> [Directions]
From the top of the material through the line containing "x-tick-label: 00 xyxy=(348,347,362,362)", write the lines out again, changing "series-label" to "series-name" and leaving everything else as it is.
>>>
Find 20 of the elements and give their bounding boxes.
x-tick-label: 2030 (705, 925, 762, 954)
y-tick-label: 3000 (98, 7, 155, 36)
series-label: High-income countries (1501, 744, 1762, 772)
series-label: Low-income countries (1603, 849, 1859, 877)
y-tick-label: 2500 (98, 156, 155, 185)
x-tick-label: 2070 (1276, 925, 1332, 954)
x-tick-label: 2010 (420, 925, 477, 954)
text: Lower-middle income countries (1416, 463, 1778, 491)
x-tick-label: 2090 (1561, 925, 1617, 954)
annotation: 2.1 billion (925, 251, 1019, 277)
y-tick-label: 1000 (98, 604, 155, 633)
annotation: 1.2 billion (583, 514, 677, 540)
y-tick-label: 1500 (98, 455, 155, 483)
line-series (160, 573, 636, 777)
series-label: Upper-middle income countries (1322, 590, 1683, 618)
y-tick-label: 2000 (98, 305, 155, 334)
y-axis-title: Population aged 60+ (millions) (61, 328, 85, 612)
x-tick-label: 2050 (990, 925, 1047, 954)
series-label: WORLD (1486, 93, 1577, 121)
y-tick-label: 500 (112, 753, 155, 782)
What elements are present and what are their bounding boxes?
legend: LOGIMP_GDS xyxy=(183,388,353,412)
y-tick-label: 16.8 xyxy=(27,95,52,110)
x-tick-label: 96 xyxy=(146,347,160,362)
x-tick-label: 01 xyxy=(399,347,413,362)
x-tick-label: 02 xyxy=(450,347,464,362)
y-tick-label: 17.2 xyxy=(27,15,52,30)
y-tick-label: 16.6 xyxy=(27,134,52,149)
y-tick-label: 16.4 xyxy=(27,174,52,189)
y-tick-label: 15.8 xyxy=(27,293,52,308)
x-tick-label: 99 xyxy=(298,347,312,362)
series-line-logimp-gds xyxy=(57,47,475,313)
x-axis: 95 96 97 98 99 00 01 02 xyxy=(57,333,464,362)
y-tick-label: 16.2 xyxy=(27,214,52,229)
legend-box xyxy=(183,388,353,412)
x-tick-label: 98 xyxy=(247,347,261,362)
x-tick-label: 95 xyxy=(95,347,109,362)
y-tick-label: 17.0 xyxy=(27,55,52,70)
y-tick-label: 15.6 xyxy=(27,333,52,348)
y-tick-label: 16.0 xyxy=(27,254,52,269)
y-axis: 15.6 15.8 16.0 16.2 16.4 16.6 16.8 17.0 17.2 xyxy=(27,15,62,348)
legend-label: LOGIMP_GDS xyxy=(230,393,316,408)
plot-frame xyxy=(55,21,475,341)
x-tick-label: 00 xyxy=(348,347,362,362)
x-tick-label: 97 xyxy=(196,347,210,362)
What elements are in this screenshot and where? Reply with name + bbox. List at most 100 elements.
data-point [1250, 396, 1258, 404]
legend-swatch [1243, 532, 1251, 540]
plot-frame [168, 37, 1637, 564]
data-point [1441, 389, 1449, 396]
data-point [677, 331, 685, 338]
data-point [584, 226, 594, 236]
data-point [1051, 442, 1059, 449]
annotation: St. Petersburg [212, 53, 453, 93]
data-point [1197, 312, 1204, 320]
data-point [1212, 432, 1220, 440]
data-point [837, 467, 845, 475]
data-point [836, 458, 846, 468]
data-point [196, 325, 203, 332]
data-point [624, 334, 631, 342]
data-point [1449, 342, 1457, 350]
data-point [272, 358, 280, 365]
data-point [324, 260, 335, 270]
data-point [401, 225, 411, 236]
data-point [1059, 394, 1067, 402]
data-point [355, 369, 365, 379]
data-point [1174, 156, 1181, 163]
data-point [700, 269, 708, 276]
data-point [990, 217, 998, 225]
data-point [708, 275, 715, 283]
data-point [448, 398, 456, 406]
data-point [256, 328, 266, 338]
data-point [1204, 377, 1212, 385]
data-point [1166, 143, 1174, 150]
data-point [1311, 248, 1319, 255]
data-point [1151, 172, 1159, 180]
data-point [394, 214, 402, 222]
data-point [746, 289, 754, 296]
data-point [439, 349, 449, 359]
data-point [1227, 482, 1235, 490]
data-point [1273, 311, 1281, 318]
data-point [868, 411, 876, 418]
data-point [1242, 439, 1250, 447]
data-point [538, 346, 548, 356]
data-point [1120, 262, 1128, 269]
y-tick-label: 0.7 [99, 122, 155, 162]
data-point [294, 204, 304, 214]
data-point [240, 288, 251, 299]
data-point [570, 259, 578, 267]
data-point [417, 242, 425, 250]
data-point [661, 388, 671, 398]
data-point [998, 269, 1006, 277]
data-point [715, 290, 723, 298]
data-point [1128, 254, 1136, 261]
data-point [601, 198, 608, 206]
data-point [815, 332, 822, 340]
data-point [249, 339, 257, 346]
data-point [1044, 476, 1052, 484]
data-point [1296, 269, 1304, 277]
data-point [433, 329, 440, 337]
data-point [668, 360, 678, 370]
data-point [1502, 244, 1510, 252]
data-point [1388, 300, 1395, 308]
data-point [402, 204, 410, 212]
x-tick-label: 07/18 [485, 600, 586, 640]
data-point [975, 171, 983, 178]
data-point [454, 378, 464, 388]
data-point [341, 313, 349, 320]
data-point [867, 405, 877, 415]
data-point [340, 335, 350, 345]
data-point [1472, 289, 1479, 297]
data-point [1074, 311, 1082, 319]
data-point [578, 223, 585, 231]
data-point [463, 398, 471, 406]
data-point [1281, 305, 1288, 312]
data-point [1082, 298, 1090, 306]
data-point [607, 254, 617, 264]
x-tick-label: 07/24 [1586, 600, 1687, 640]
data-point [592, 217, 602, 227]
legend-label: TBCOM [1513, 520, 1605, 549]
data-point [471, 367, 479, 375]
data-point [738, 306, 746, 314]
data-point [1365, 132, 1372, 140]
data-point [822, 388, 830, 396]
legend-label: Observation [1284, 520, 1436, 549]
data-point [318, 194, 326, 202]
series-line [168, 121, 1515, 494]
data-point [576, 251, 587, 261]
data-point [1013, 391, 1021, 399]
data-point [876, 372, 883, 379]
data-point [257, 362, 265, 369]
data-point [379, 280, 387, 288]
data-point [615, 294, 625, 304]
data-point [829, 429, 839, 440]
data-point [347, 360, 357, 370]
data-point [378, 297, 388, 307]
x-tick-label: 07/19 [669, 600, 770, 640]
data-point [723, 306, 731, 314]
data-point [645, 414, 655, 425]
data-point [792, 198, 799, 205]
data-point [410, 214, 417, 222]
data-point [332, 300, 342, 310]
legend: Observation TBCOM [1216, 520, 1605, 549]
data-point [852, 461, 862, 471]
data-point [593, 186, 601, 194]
<<<
> [Answer to the exercise]
Find 20 of the elements and give their bounding boxes.
x-tick-label: 2030 (705, 925, 762, 954)
y-tick-label: 3000 (98, 7, 155, 36)
series-name: High-income countries (1501, 744, 1762, 772)
series-name: Low-income countries (1603, 849, 1859, 877)
y-tick-label: 2500 (98, 156, 155, 185)
x-tick-label: 2070 (1276, 925, 1332, 954)
x-tick-label: 2010 (420, 925, 477, 954)
text: Lower-middle income countries (1416, 463, 1778, 491)
x-tick-label: 2090 (1561, 925, 1617, 954)
annotation: 2.1 billion (925, 251, 1019, 277)
y-tick-label: 1000 (98, 604, 155, 633)
annotation: 1.2 billion (583, 514, 677, 540)
y-tick-label: 1500 (98, 455, 155, 483)
line-series (160, 573, 636, 777)
series-name: Upper-middle income countries (1322, 590, 1683, 618)
y-tick-label: 2000 (98, 305, 155, 334)
y-axis-title: Population aged 60+ (millions) (61, 328, 85, 612)
x-tick-label: 2050 (990, 925, 1047, 954)
series-name: WORLD (1486, 93, 1577, 121)
y-tick-label: 500 (112, 753, 155, 782)
What elements are present and what are their bounding boxes?
legend: LOGIMP_GDS xyxy=(183,388,353,412)
y-tick-label: 16.8 xyxy=(27,95,52,110)
x-tick-label: 96 xyxy=(146,347,160,362)
x-tick-label: 01 xyxy=(399,347,413,362)
x-tick-label: 02 xyxy=(450,347,464,362)
y-tick-label: 17.2 xyxy=(27,15,52,30)
y-tick-label: 16.6 xyxy=(27,134,52,149)
y-tick-label: 16.4 xyxy=(27,174,52,189)
y-tick-label: 15.8 xyxy=(27,293,52,308)
x-tick-label: 99 xyxy=(298,347,312,362)
series-line-logimp-gds xyxy=(57,47,475,313)
x-axis: 95 96 97 98 99 00 01 02 xyxy=(57,333,464,362)
y-tick-label: 16.2 xyxy=(27,214,52,229)
legend-box xyxy=(183,388,353,412)
x-tick-label: 98 xyxy=(247,347,261,362)
x-tick-label: 95 xyxy=(95,347,109,362)
y-tick-label: 17.0 xyxy=(27,55,52,70)
y-tick-label: 15.6 xyxy=(27,333,52,348)
y-tick-label: 16.0 xyxy=(27,254,52,269)
y-axis: 15.6 15.8 16.0 16.2 16.4 16.6 16.8 17.0 17.2 xyxy=(27,15,62,348)
legend-label: LOGIMP_GDS xyxy=(230,393,316,408)
plot-frame xyxy=(55,21,475,341)
x-tick-label: 00 xyxy=(348,347,362,362)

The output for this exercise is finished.